What the exercise asks:
What follows is a set of records; restate each one word for word and drop the pictures.

Records to use:
▽

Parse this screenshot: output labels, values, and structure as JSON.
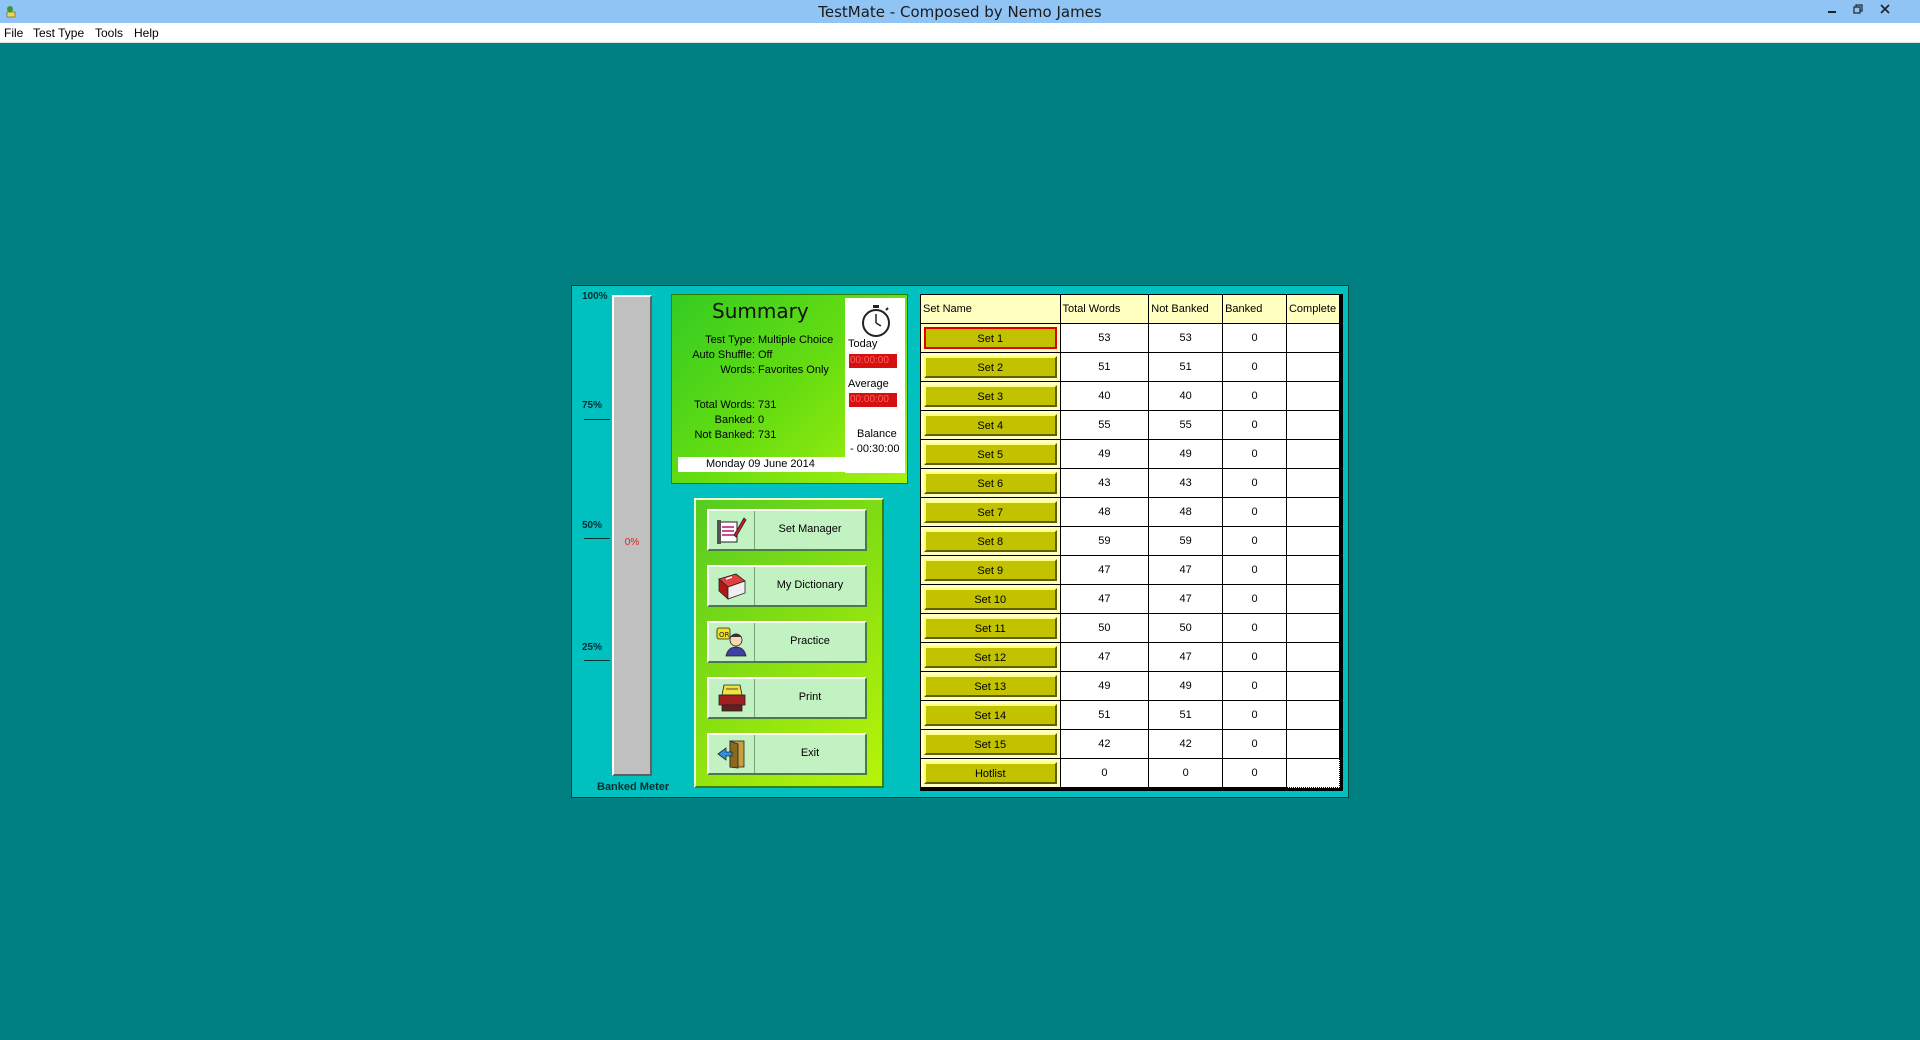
{
  "window": {
    "title": "TestMate - Composed by Nemo James",
    "icon": "testmate-app-icon"
  },
  "menu": [
    {
      "label": "File"
    },
    {
      "label": "Test Type"
    },
    {
      "label": "Tools"
    },
    {
      "label": "Help"
    }
  ],
  "meter": {
    "caption": "Banked Meter",
    "percent_text": "0%",
    "banked_fraction": 0,
    "ticks": [
      "100%",
      "75%",
      "50%",
      "25%"
    ]
  },
  "summary": {
    "title": "Summary",
    "rows_top": [
      {
        "label": "Test Type:",
        "value": "Multiple Choice"
      },
      {
        "label": "Auto Shuffle:",
        "value": "Off"
      },
      {
        "label": "Words:",
        "value": "Favorites Only"
      }
    ],
    "rows_bottom": [
      {
        "label": "Total Words:",
        "value": "731"
      },
      {
        "label": "Banked:",
        "value": "0"
      },
      {
        "label": "Not Banked:",
        "value": "731"
      }
    ],
    "date": "Monday 09 June 2014",
    "timer": {
      "today_label": "Today",
      "today_value": "00:00:00",
      "average_label": "Average",
      "average_value": "00:00:00",
      "balance_label": "Balance",
      "balance_value": "- 00:30:00"
    }
  },
  "nav_buttons": [
    {
      "label": "Set Manager",
      "icon": "set-manager-icon"
    },
    {
      "label": "My Dictionary",
      "icon": "dictionary-book-icon"
    },
    {
      "label": "Practice",
      "icon": "practice-person-icon"
    },
    {
      "label": "Print",
      "icon": "printer-icon"
    },
    {
      "label": "Exit",
      "icon": "exit-door-icon"
    }
  ],
  "table": {
    "headers": [
      "Set Name",
      "Total Words",
      "Not Banked",
      "Banked",
      "Complete"
    ],
    "rows": [
      {
        "name": "Set 1",
        "total": "53",
        "not_banked": "53",
        "banked": "0",
        "complete": ""
      },
      {
        "name": "Set 2",
        "total": "51",
        "not_banked": "51",
        "banked": "0",
        "complete": ""
      },
      {
        "name": "Set 3",
        "total": "40",
        "not_banked": "40",
        "banked": "0",
        "complete": ""
      },
      {
        "name": "Set 4",
        "total": "55",
        "not_banked": "55",
        "banked": "0",
        "complete": ""
      },
      {
        "name": "Set 5",
        "total": "49",
        "not_banked": "49",
        "banked": "0",
        "complete": ""
      },
      {
        "name": "Set 6",
        "total": "43",
        "not_banked": "43",
        "banked": "0",
        "complete": ""
      },
      {
        "name": "Set 7",
        "total": "48",
        "not_banked": "48",
        "banked": "0",
        "complete": ""
      },
      {
        "name": "Set 8",
        "total": "59",
        "not_banked": "59",
        "banked": "0",
        "complete": ""
      },
      {
        "name": "Set 9",
        "total": "47",
        "not_banked": "47",
        "banked": "0",
        "complete": ""
      },
      {
        "name": "Set 10",
        "total": "47",
        "not_banked": "47",
        "banked": "0",
        "complete": ""
      },
      {
        "name": "Set 11",
        "total": "50",
        "not_banked": "50",
        "banked": "0",
        "complete": ""
      },
      {
        "name": "Set 12",
        "total": "47",
        "not_banked": "47",
        "banked": "0",
        "complete": ""
      },
      {
        "name": "Set 13",
        "total": "49",
        "not_banked": "49",
        "banked": "0",
        "complete": ""
      },
      {
        "name": "Set 14",
        "total": "51",
        "not_banked": "51",
        "banked": "0",
        "complete": ""
      },
      {
        "name": "Set 15",
        "total": "42",
        "not_banked": "42",
        "banked": "0",
        "complete": ""
      },
      {
        "name": "Hotlist",
        "total": "0",
        "not_banked": "0",
        "banked": "0",
        "complete": ""
      }
    ],
    "selected_row": 0
  },
  "colors": {
    "desktop": "#008080",
    "panel": "#00c0c0",
    "set_button": "#c2c200",
    "header_bg": "#ffffc0",
    "timer_red": "#d51010"
  }
}
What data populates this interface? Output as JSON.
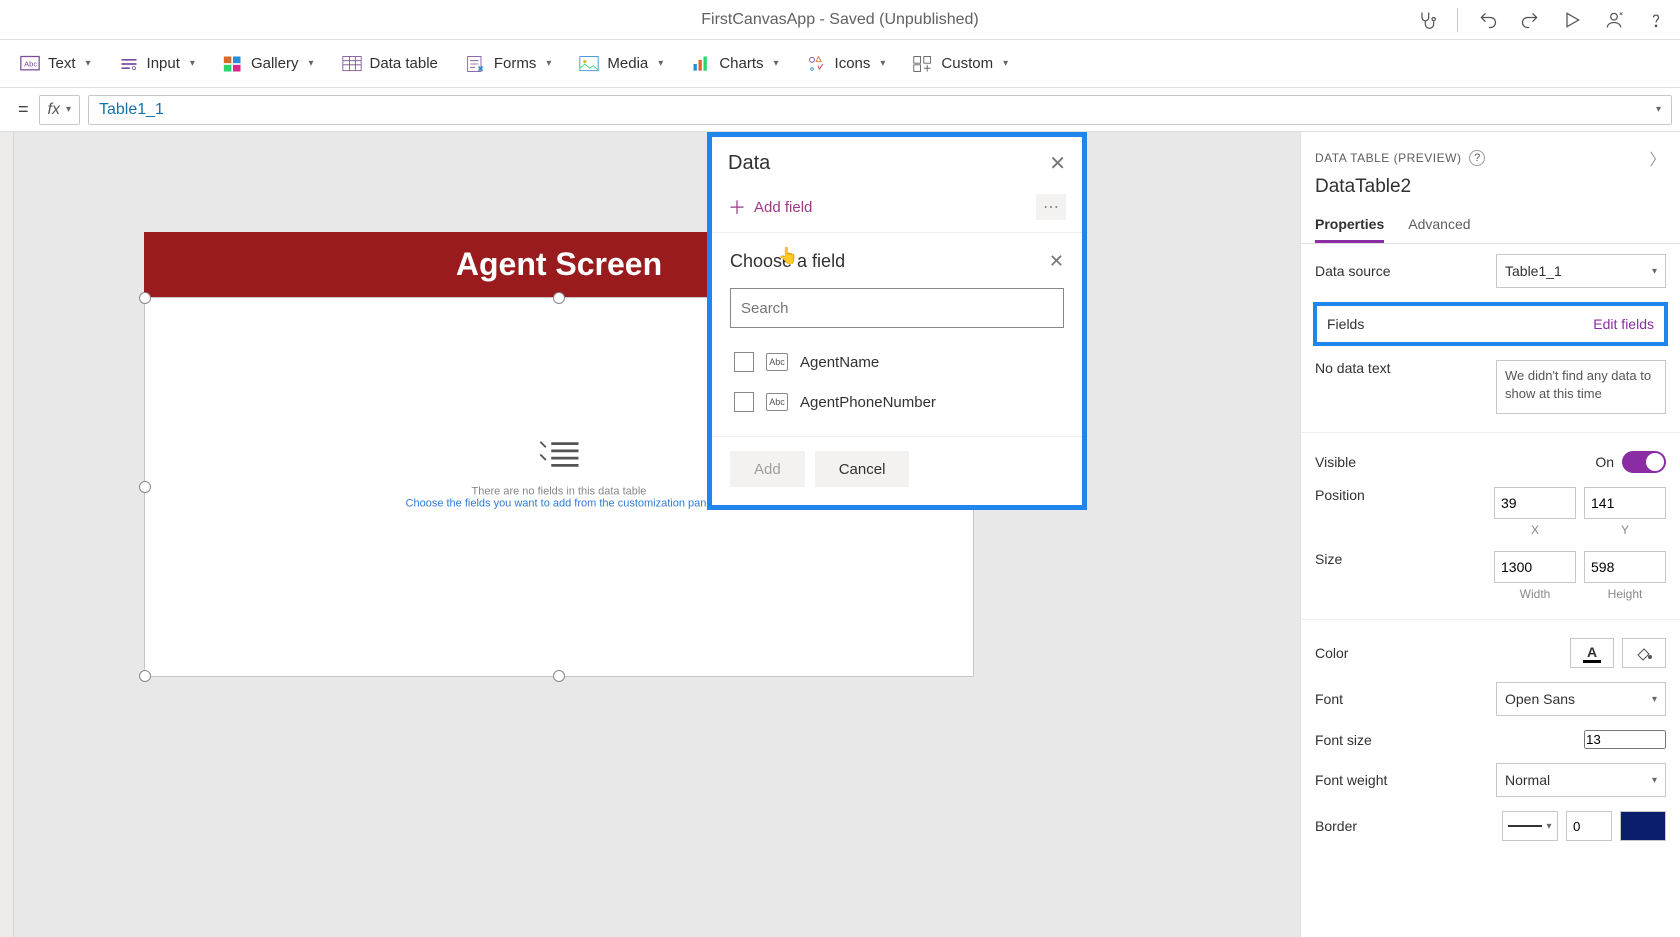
{
  "titleBar": {
    "appTitle": "FirstCanvasApp - Saved (Unpublished)"
  },
  "ribbon": {
    "text": "Text",
    "input": "Input",
    "gallery": "Gallery",
    "dataTable": "Data table",
    "forms": "Forms",
    "media": "Media",
    "charts": "Charts",
    "icons": "Icons",
    "custom": "Custom"
  },
  "formula": {
    "eq": "=",
    "fx": "fx",
    "value": "Table1_1"
  },
  "canvas": {
    "screenTitle": "Agent Screen",
    "emptyLine1": "There are no fields in this data table",
    "emptyLine2": "Choose the fields you want to add from the customization pane"
  },
  "dataPanel": {
    "title": "Data",
    "addField": "Add field",
    "chooseTitle": "Choose a field",
    "searchPlaceholder": "Search",
    "fields": [
      {
        "type": "Abc",
        "name": "AgentName"
      },
      {
        "type": "Abc",
        "name": "AgentPhoneNumber"
      }
    ],
    "addBtn": "Add",
    "cancelBtn": "Cancel"
  },
  "rightPanel": {
    "header": "DATA TABLE (PREVIEW)",
    "controlName": "DataTable2",
    "tabs": {
      "properties": "Properties",
      "advanced": "Advanced"
    },
    "dataSourceLabel": "Data source",
    "dataSourceValue": "Table1_1",
    "fieldsLabel": "Fields",
    "editFields": "Edit fields",
    "noDataLabel": "No data text",
    "noDataValue": "We didn't find any data to show at this time",
    "visibleLabel": "Visible",
    "visibleValue": "On",
    "positionLabel": "Position",
    "posX": "39",
    "posY": "141",
    "xLbl": "X",
    "yLbl": "Y",
    "sizeLabel": "Size",
    "width": "1300",
    "height": "598",
    "wLbl": "Width",
    "hLbl": "Height",
    "colorLabel": "Color",
    "fontLabel": "Font",
    "fontValue": "Open Sans",
    "fontSizeLabel": "Font size",
    "fontSizeValue": "13",
    "fontWeightLabel": "Font weight",
    "fontWeightValue": "Normal",
    "borderLabel": "Border",
    "borderWidth": "0"
  }
}
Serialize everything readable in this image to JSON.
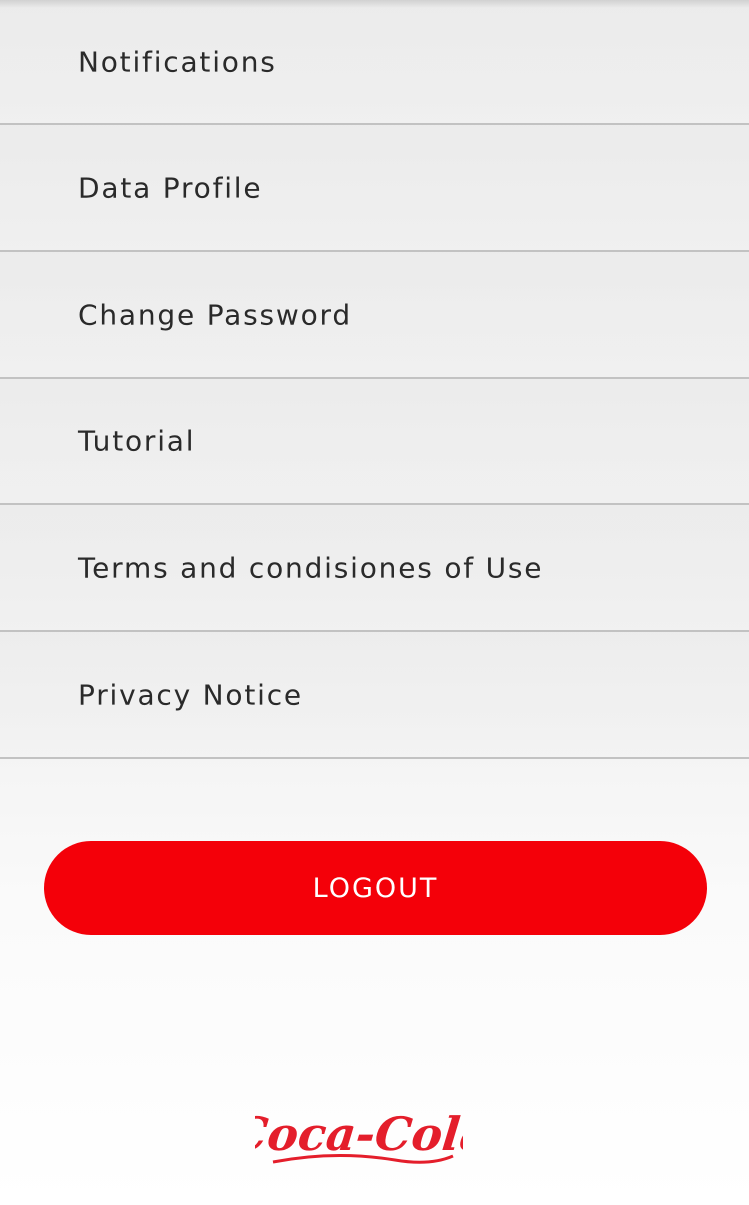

△

Task output:
Parse this screenshot: output labels, values, and structure as JSON.
{
  "window": {
    "title": "TestMate - Composed by Nemo James",
    "icon": "testmate-app-icon"
  },
  "menu": [
    {
      "label": "File"
    },
    {
      "label": "Test Type"
    },
    {
      "label": "Tools"
    },
    {
      "label": "Help"
    }
  ],
  "meter": {
    "caption": "Banked Meter",
    "percent_text": "0%",
    "banked_fraction": 0,
    "ticks": [
      "100%",
      "75%",
      "50%",
      "25%"
    ]
  },
  "summary": {
    "title": "Summary",
    "rows_top": [
      {
        "label": "Test Type:",
        "value": "Multiple Choice"
      },
      {
        "label": "Auto Shuffle:",
        "value": "Off"
      },
      {
        "label": "Words:",
        "value": "Favorites Only"
      }
    ],
    "rows_bottom": [
      {
        "label": "Total Words:",
        "value": "731"
      },
      {
        "label": "Banked:",
        "value": "0"
      },
      {
        "label": "Not Banked:",
        "value": "731"
      }
    ],
    "date": "Monday 09 June 2014",
    "timer": {
      "today_label": "Today",
      "today_value": "00:00:00",
      "average_label": "Average",
      "average_value": "00:00:00",
      "balance_label": "Balance",
      "balance_value": "- 00:30:00"
    }
  },
  "nav_buttons": [
    {
      "label": "Set Manager",
      "icon": "set-manager-icon"
    },
    {
      "label": "My Dictionary",
      "icon": "dictionary-book-icon"
    },
    {
      "label": "Practice",
      "icon": "practice-person-icon"
    },
    {
      "label": "Print",
      "icon": "printer-icon"
    },
    {
      "label": "Exit",
      "icon": "exit-door-icon"
    }
  ],
  "table": {
    "headers": [
      "Set Name",
      "Total Words",
      "Not Banked",
      "Banked",
      "Complete"
    ],
    "rows": [
      {
        "name": "Set 1",
        "total": "53",
        "not_banked": "53",
        "banked": "0",
        "complete": ""
      },
      {
        "name": "Set 2",
        "total": "51",
        "not_banked": "51",
        "banked": "0",
        "complete": ""
      },
      {
        "name": "Set 3",
        "total": "40",
        "not_banked": "40",
        "banked": "0",
        "complete": ""
      },
      {
        "name": "Set 4",
        "total": "55",
        "not_banked": "55",
        "banked": "0",
        "complete": ""
      },
      {
        "name": "Set 5",
        "total": "49",
        "not_banked": "49",
        "banked": "0",
        "complete": ""
      },
      {
        "name": "Set 6",
        "total": "43",
        "not_banked": "43",
        "banked": "0",
        "complete": ""
      },
      {
        "name": "Set 7",
        "total": "48",
        "not_banked": "48",
        "banked": "0",
        "complete": ""
      },
      {
        "name": "Set 8",
        "total": "59",
        "not_banked": "59",
        "banked": "0",
        "complete": ""
      },
      {
        "name": "Set 9",
        "total": "47",
        "not_banked": "47",
        "banked": "0",
        "complete": ""
      },
      {
        "name": "Set 10",
        "total": "47",
        "not_banked": "47",
        "banked": "0",
        "complete": ""
      },
      {
        "name": "Set 11",
        "total": "50",
        "not_banked": "50",
        "banked": "0",
        "complete": ""
      },
      {
        "name": "Set 12",
        "total": "47",
        "not_banked": "47",
        "banked": "0",
        "complete": ""
      },
      {
        "name": "Set 13",
        "total": "49",
        "not_banked": "49",
        "banked": "0",
        "complete": ""
      },
      {
        "name": "Set 14",
        "total": "51",
        "not_banked": "51",
        "banked": "0",
        "complete": ""
      },
      {
        "name": "Set 15",
        "total": "42",
        "not_banked": "42",
        "banked": "0",
        "complete": ""
      },
      {
        "name": "Hotlist",
        "total": "0",
        "not_banked": "0",
        "banked": "0",
        "complete": ""
      }
    ],
    "selected_row": 0
  },
  "colors": {
    "desktop": "#008080",
    "panel": "#00c0c0",
    "set_button": "#c2c200",
    "header_bg": "#ffffc0",
    "timer_red": "#d51010"
  }
}
What data populates this interface? Output as JSON.
{
  "titleBar": {
    "appTitle": "FirstCanvasApp - Saved (Unpublished)"
  },
  "ribbon": {
    "text": "Text",
    "input": "Input",
    "gallery": "Gallery",
    "dataTable": "Data table",
    "forms": "Forms",
    "media": "Media",
    "charts": "Charts",
    "icons": "Icons",
    "custom": "Custom"
  },
  "formula": {
    "eq": "=",
    "fx": "fx",
    "value": "Table1_1"
  },
  "canvas": {
    "screenTitle": "Agent Screen",
    "emptyLine1": "There are no fields in this data table",
    "emptyLine2": "Choose the fields you want to add from the customization pane"
  },
  "dataPanel": {
    "title": "Data",
    "addField": "Add field",
    "chooseTitle": "Choose a field",
    "searchPlaceholder": "Search",
    "fields": [
      {
        "type": "Abc",
        "name": "AgentName"
      },
      {
        "type": "Abc",
        "name": "AgentPhoneNumber"
      }
    ],
    "addBtn": "Add",
    "cancelBtn": "Cancel"
  },
  "rightPanel": {
    "header": "DATA TABLE (PREVIEW)",
    "controlName": "DataTable2",
    "tabs": {
      "properties": "Properties",
      "advanced": "Advanced"
    },
    "dataSourceLabel": "Data source",
    "dataSourceValue": "Table1_1",
    "fieldsLabel": "Fields",
    "editFields": "Edit fields",
    "noDataLabel": "No data text",
    "noDataValue": "We didn't find any data to show at this time",
    "visibleLabel": "Visible",
    "visibleValue": "On",
    "positionLabel": "Position",
    "posX": "39",
    "posY": "141",
    "xLbl": "X",
    "yLbl": "Y",
    "sizeLabel": "Size",
    "width": "1300",
    "height": "598",
    "wLbl": "Width",
    "hLbl": "Height",
    "colorLabel": "Color",
    "fontLabel": "Font",
    "fontValue": "Open Sans",
    "fontSizeLabel": "Font size",
    "fontSizeValue": "13",
    "fontWeightLabel": "Font weight",
    "fontWeightValue": "Normal",
    "borderLabel": "Border",
    "borderWidth": "0"
  }
}
Serialize everything readable in this image to JSON.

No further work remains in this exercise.